_What you have to do_: Give the number of lines holding the string "租房居住", and nothing else.

******

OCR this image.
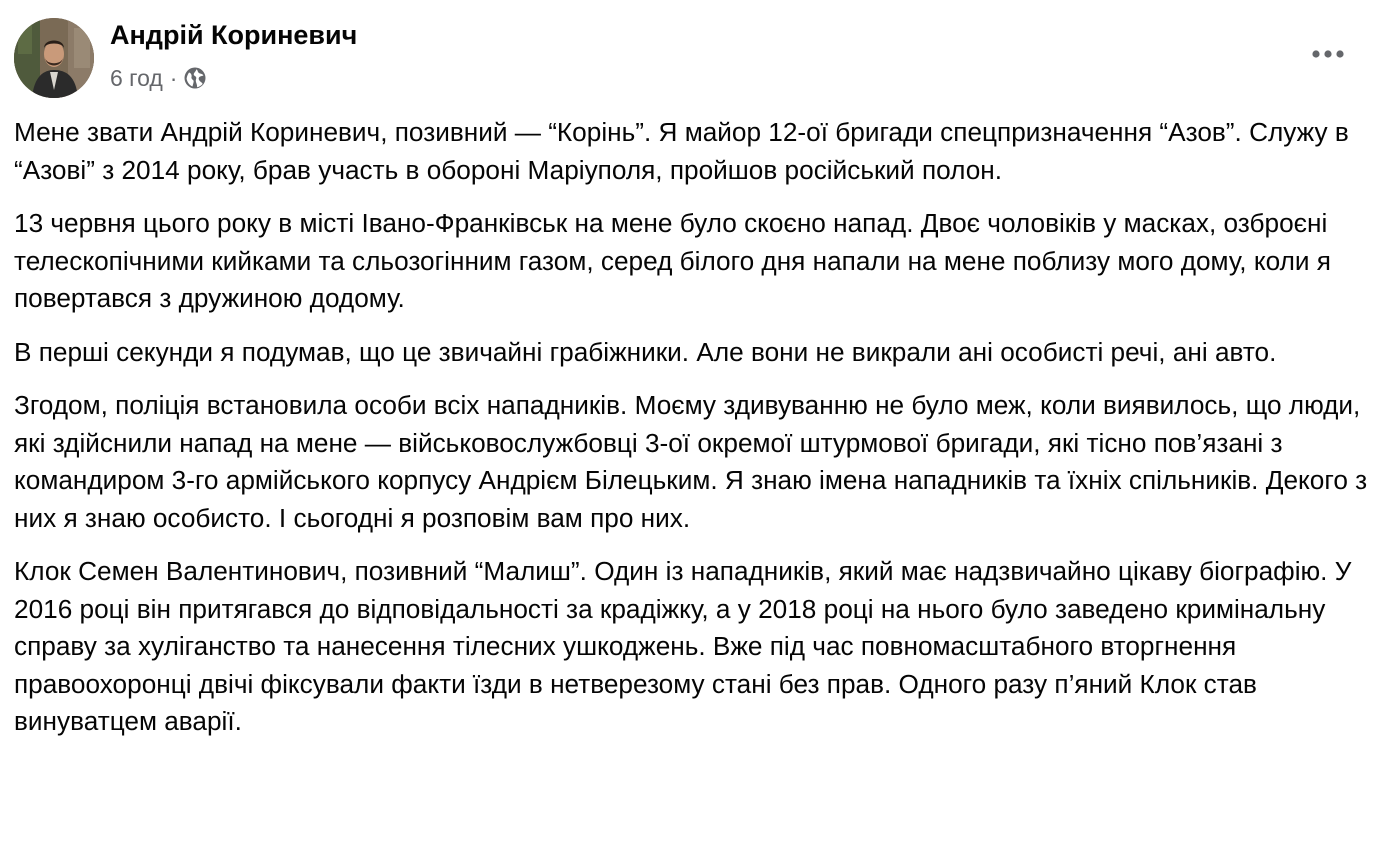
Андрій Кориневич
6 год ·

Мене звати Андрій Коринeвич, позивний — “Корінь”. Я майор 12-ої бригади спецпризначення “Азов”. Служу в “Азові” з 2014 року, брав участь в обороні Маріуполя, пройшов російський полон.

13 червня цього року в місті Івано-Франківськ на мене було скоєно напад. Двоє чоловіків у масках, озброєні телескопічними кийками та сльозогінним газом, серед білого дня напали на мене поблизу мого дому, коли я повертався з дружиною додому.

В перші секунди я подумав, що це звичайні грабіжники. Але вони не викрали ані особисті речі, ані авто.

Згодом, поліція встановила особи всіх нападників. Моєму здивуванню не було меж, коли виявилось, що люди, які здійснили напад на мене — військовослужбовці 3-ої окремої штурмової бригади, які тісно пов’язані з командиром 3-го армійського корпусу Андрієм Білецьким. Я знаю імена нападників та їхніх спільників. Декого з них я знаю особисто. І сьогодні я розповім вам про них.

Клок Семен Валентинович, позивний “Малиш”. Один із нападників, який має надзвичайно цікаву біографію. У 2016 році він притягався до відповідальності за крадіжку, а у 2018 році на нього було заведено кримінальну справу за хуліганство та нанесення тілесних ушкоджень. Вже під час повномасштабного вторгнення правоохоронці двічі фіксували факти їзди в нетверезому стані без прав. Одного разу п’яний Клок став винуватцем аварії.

******

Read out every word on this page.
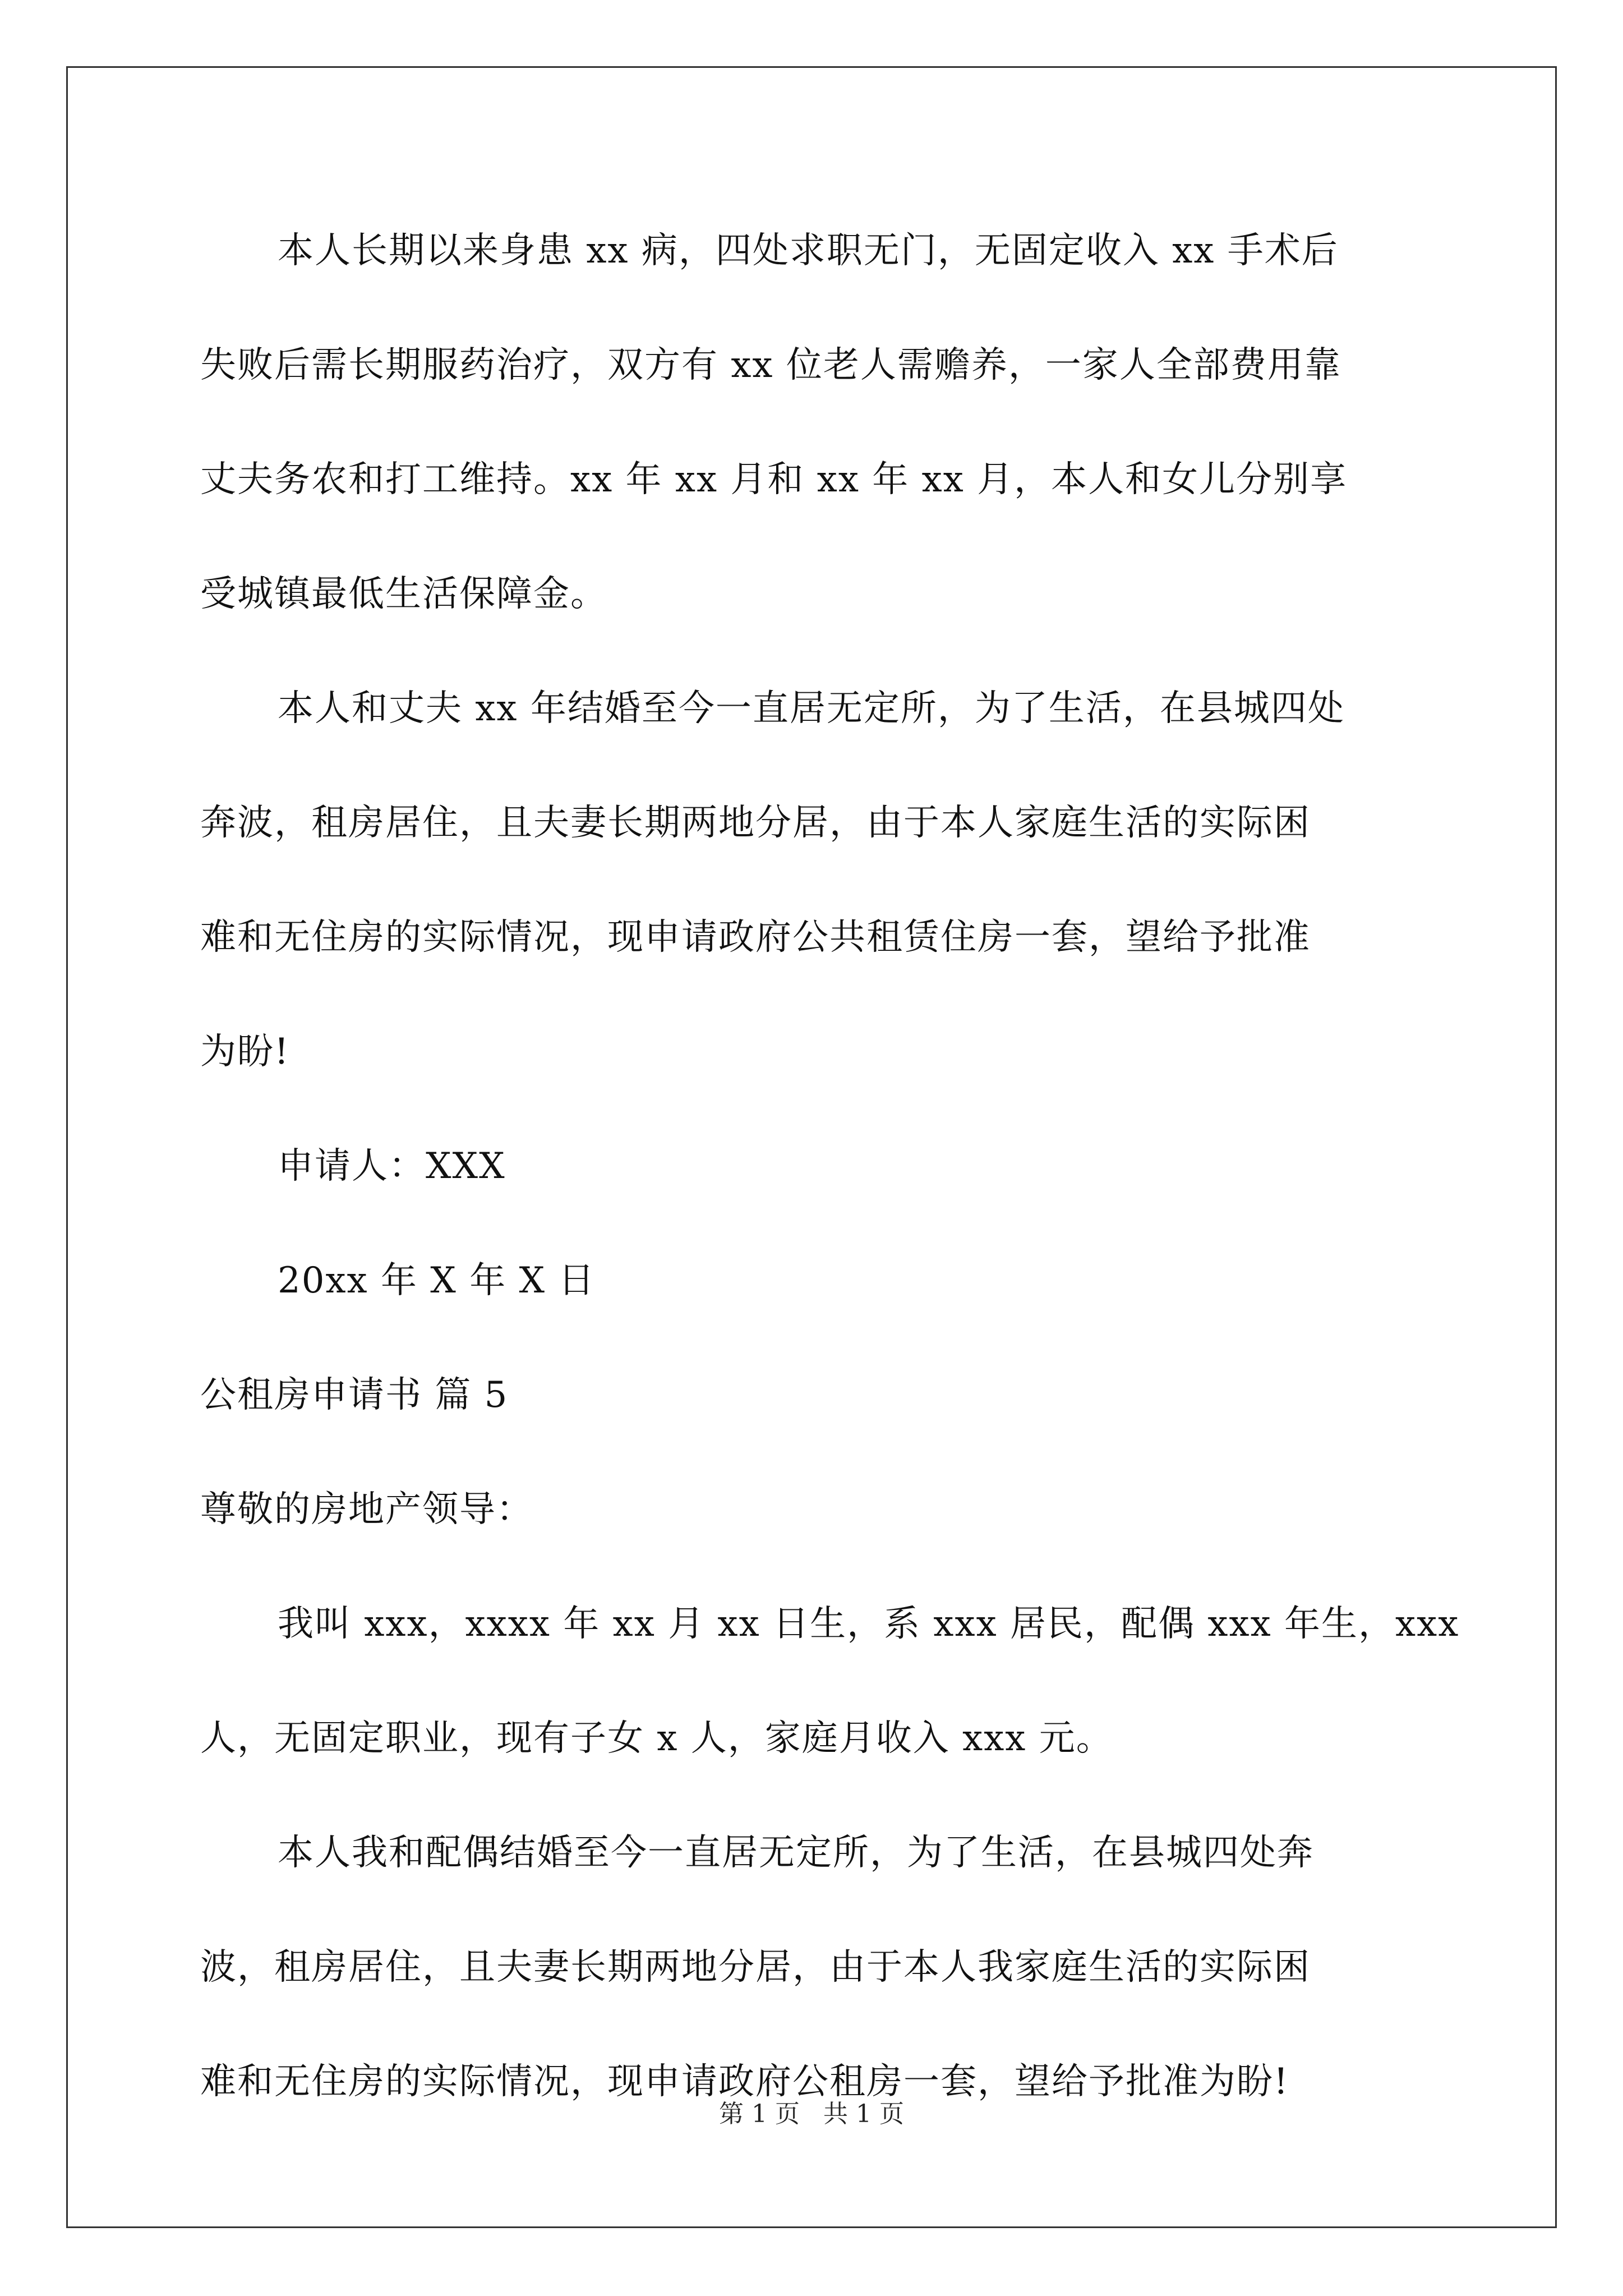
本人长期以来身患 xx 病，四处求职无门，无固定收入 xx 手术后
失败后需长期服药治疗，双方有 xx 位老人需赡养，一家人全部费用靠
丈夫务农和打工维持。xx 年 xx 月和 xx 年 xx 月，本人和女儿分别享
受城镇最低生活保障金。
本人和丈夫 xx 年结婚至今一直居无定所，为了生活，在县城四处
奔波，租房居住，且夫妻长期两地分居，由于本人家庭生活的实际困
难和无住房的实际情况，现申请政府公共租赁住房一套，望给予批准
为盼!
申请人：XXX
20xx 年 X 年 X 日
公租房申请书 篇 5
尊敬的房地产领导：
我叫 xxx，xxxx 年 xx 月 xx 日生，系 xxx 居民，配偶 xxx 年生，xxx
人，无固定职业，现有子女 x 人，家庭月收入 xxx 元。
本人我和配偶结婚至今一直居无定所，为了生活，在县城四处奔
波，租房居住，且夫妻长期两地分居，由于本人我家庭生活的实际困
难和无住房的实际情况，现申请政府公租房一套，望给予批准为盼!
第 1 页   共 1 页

******

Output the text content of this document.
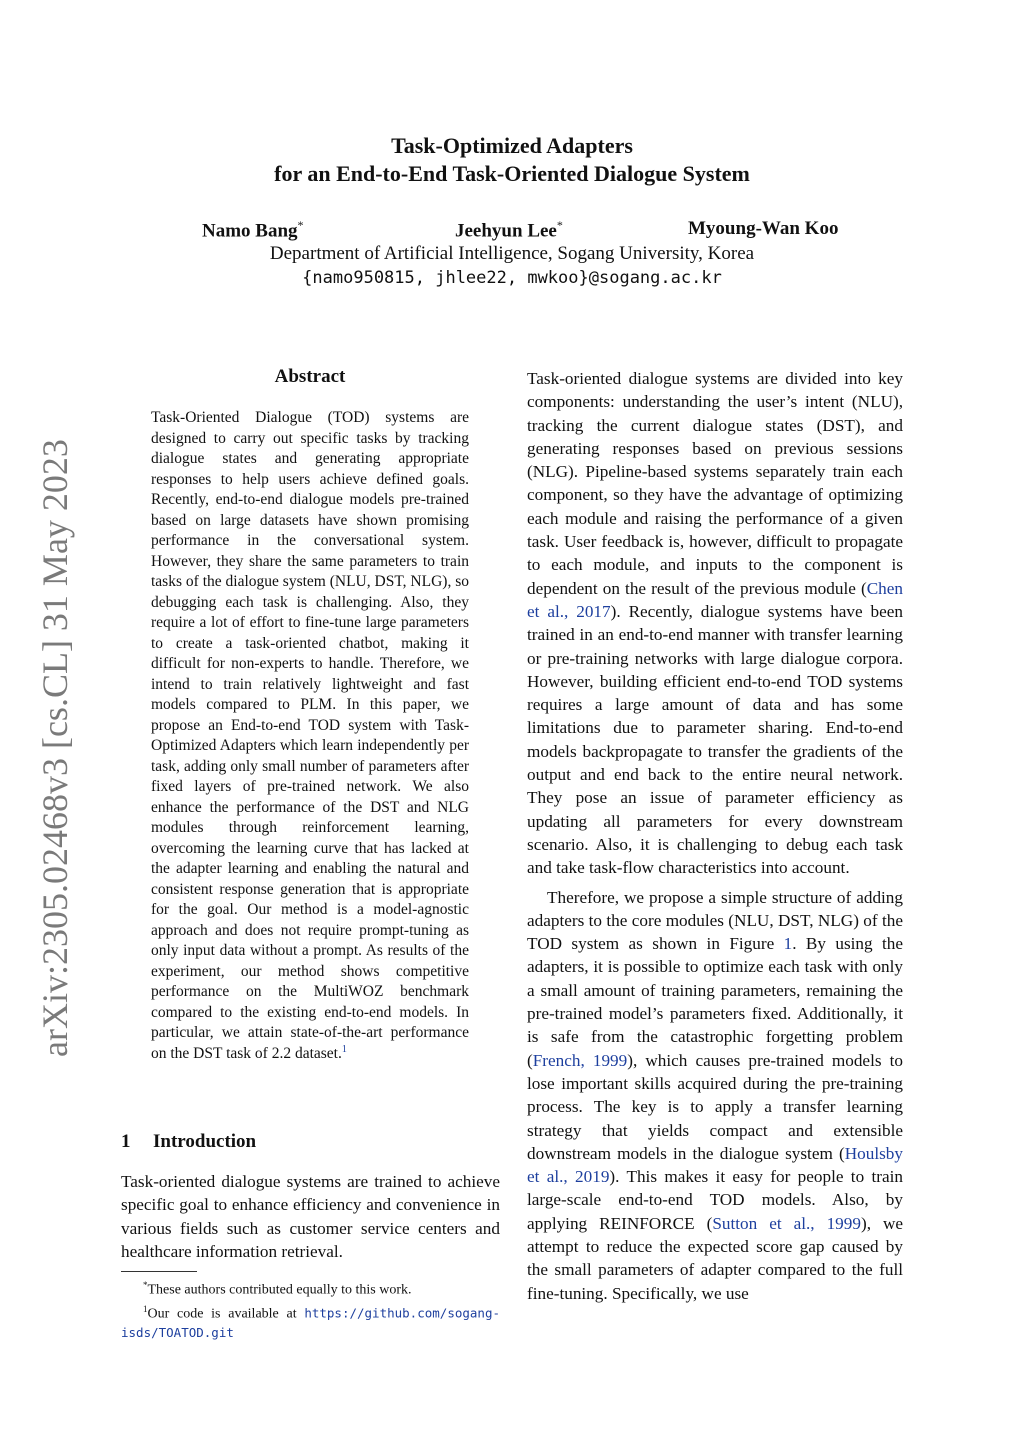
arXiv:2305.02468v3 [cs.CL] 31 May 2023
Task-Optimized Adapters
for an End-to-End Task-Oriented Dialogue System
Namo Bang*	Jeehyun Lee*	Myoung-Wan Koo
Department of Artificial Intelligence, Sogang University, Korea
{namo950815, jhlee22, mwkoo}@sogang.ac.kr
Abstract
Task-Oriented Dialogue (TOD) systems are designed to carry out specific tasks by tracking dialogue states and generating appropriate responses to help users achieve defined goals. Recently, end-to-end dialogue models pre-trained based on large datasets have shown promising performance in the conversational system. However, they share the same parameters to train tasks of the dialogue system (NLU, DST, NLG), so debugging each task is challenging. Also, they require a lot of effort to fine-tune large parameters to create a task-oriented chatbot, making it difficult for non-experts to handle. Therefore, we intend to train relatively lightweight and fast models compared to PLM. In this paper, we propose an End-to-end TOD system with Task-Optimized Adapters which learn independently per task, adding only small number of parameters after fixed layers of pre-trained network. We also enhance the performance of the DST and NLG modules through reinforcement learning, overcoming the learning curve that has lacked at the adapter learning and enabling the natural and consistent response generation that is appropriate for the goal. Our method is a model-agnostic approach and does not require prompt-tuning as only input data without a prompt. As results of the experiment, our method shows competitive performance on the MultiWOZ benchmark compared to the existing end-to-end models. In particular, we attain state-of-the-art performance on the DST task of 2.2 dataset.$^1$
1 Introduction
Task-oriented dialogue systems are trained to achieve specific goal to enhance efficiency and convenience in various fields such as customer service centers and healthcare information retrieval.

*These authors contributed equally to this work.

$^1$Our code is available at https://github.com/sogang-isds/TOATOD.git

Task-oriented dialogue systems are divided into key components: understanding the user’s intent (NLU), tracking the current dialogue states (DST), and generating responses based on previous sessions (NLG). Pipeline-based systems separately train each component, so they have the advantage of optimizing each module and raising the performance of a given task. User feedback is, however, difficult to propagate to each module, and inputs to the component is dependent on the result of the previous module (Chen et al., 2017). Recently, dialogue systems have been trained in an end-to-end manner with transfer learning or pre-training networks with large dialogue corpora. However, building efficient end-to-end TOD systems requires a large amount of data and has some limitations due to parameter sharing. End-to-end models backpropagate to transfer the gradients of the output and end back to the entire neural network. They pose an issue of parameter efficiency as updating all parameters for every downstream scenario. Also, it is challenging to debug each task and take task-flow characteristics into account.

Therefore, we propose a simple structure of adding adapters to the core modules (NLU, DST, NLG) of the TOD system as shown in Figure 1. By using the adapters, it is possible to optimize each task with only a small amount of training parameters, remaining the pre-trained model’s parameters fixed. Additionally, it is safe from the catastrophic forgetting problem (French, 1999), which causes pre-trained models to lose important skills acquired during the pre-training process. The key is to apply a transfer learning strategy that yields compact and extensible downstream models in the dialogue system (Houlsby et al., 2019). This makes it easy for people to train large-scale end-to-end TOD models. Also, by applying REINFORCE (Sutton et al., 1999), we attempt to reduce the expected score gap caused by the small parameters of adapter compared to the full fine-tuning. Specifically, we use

******

_Exercise answer_: 2